[Start GIVEN DATA]
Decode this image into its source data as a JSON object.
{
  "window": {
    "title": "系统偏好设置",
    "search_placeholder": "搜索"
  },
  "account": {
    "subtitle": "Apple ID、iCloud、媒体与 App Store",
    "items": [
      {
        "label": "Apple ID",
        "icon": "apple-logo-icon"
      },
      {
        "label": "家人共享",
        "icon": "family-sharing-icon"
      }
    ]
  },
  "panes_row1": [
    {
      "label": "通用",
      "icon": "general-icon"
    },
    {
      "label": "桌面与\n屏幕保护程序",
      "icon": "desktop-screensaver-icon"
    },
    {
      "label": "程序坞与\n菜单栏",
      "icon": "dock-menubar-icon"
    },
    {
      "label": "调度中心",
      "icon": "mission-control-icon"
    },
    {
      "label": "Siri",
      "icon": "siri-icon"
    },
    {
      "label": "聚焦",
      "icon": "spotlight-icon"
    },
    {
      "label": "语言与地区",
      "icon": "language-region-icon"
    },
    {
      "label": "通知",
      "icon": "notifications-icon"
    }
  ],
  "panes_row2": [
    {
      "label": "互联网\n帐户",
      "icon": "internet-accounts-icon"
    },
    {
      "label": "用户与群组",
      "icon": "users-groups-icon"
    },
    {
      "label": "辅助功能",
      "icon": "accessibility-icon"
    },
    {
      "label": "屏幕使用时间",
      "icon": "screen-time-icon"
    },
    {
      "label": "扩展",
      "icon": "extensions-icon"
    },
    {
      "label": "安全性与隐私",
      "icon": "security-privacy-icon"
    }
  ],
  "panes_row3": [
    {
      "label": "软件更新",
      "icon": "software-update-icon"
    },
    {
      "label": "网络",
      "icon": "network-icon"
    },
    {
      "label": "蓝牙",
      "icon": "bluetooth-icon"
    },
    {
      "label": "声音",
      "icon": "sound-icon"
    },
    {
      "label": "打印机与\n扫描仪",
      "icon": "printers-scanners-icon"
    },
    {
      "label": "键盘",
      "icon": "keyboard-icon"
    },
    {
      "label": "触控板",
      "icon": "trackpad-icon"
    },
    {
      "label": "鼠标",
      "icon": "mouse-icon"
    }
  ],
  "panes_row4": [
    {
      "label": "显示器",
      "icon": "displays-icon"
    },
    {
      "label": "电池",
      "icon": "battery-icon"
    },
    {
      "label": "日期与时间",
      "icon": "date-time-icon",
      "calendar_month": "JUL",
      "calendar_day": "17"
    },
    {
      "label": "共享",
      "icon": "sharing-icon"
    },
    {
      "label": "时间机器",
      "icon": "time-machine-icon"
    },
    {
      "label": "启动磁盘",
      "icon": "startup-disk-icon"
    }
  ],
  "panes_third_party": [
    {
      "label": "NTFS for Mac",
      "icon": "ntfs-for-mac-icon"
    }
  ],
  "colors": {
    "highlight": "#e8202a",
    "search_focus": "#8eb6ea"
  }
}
[End GIVEN DATA]
WRITTEN EXERCISE.
Copy each line holding the word "time" from the listing above.

FINAL RESULT.
      "icon": "screen-time-icon"
      "icon": "date-time-icon",
      "icon": "time-machine-icon"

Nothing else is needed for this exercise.